──────── GIVEN DATA ────────

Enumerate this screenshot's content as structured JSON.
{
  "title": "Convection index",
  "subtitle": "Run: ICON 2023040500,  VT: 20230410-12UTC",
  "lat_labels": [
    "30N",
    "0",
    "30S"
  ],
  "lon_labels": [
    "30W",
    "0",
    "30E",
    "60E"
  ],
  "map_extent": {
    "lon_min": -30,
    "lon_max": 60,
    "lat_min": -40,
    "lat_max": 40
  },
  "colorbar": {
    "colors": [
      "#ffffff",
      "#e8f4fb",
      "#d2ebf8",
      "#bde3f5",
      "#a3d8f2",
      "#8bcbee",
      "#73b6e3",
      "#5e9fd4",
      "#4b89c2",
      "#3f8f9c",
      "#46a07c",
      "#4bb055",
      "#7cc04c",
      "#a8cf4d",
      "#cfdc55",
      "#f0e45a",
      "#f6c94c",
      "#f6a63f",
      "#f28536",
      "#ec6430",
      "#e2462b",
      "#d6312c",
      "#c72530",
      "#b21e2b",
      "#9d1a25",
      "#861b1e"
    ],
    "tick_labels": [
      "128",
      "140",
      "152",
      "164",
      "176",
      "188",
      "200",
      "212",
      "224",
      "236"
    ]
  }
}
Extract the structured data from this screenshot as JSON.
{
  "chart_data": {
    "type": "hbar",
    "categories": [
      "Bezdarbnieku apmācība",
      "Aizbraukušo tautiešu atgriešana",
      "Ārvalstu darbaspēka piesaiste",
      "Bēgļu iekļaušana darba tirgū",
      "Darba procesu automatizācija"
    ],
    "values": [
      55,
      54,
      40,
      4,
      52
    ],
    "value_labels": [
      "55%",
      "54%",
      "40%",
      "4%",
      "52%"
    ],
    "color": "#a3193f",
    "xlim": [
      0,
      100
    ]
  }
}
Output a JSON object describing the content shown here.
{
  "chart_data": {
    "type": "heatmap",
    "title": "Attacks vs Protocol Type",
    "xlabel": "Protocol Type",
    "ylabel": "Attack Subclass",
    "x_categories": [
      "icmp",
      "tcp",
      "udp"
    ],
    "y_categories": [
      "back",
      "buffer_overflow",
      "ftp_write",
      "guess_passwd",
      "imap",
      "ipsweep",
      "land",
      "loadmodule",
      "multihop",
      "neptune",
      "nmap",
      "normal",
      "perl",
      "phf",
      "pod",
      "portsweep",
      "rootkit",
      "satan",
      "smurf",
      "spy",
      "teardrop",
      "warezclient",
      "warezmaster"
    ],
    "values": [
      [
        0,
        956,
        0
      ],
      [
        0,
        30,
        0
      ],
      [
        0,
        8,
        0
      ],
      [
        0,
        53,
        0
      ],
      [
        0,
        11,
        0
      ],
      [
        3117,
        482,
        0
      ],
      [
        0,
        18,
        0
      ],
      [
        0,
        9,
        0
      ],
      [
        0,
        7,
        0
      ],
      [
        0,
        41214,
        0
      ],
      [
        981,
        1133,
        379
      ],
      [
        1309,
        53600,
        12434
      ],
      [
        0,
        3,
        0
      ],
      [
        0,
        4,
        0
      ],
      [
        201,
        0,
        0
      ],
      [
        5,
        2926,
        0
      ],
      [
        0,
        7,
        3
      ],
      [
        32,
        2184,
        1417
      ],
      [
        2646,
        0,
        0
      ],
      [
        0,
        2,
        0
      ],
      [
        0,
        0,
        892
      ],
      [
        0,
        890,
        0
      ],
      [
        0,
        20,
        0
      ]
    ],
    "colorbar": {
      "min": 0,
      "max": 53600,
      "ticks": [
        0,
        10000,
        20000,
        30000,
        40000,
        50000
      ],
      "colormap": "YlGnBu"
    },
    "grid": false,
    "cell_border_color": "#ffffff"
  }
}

────────

Each line of the material above must be retyped precisely.

IN RESPONSE:
Enumerate this screenshot's content as structured JSON.
{
  "title": "Convection index",
  "subtitle": "Run: ICON 2023040500,  VT: 20230410-12UTC",
  "lat_labels": [
    "30N",
    "0",
    "30S"
  ],
  "lon_labels": [
    "30W",
    "0",
    "30E",
    "60E"
  ],
  "map_extent": {
    "lon_min": -30,
    "lon_max": 60,
    "lat_min": -40,
    "lat_max": 40
  },
  "colorbar": {
    "colors": [
      "#ffffff",
      "#e8f4fb",
      "#d2ebf8",
      "#bde3f5",
      "#a3d8f2",
      "#8bcbee",
      "#73b6e3",
      "#5e9fd4",
      "#4b89c2",
      "#3f8f9c",
      "#46a07c",
      "#4bb055",
      "#7cc04c",
      "#a8cf4d",
      "#cfdc55",
      "#f0e45a",
      "#f6c94c",
      "#f6a63f",
      "#f28536",
      "#ec6430",
      "#e2462b",
      "#d6312c",
      "#c72530",
      "#b21e2b",
      "#9d1a25",
      "#861b1e"
    ],
    "tick_labels": [
      "128",
      "140",
      "152",
      "164",
      "176",
      "188",
      "200",
      "212",
      "224",
      "236"
    ]
  }
}
Extract the structured data from this screenshot as JSON.
{
  "chart_data": {
    "type": "hbar",
    "categories": [
      "Bezdarbnieku apmācība",
      "Aizbraukušo tautiešu atgriešana",
      "Ārvalstu darbaspēka piesaiste",
      "Bēgļu iekļaušana darba tirgū",
      "Darba procesu automatizācija"
    ],
    "values": [
      55,
      54,
      40,
      4,
      52
    ],
    "value_labels": [
      "55%",
      "54%",
      "40%",
      "4%",
      "52%"
    ],
    "color": "#a3193f",
    "xlim": [
      0,
      100
    ]
  }
}
Output a JSON object describing the content shown here.
{
  "chart_data": {
    "type": "heatmap",
    "title": "Attacks vs Protocol Type",
    "xlabel": "Protocol Type",
    "ylabel": "Attack Subclass",
    "x_categories": [
      "icmp",
      "tcp",
      "udp"
    ],
    "y_categories": [
      "back",
      "buffer_overflow",
      "ftp_write",
      "guess_passwd",
      "imap",
      "ipsweep",
      "land",
      "loadmodule",
      "multihop",
      "neptune",
      "nmap",
      "normal",
      "perl",
      "phf",
      "pod",
      "portsweep",
      "rootkit",
      "satan",
      "smurf",
      "spy",
      "teardrop",
      "warezclient",
      "warezmaster"
    ],
    "values": [
      [
        0,
        956,
        0
      ],
      [
        0,
        30,
        0
      ],
      [
        0,
        8,
        0
      ],
      [
        0,
        53,
        0
      ],
      [
        0,
        11,
        0
      ],
      [
        3117,
        482,
        0
      ],
      [
        0,
        18,
        0
      ],
      [
        0,
        9,
        0
      ],
      [
        0,
        7,
        0
      ],
      [
        0,
        41214,
        0
      ],
      [
        981,
        1133,
        379
      ],
      [
        1309,
        53600,
        12434
      ],
      [
        0,
        3,
        0
      ],
      [
        0,
        4,
        0
      ],
      [
        201,
        0,
        0
      ],
      [
        5,
        2926,
        0
      ],
      [
        0,
        7,
        3
      ],
      [
        32,
        2184,
        1417
      ],
      [
        2646,
        0,
        0
      ],
      [
        0,
        2,
        0
      ],
      [
        0,
        0,
        892
      ],
      [
        0,
        890,
        0
      ],
      [
        0,
        20,
        0
      ]
    ],
    "colorbar": {
      "min": 0,
      "max": 53600,
      "ticks": [
        0,
        10000,
        20000,
        30000,
        40000,
        50000
      ],
      "colormap": "YlGnBu"
    },
    "grid": false,
    "cell_border_color": "#ffffff"
  }
}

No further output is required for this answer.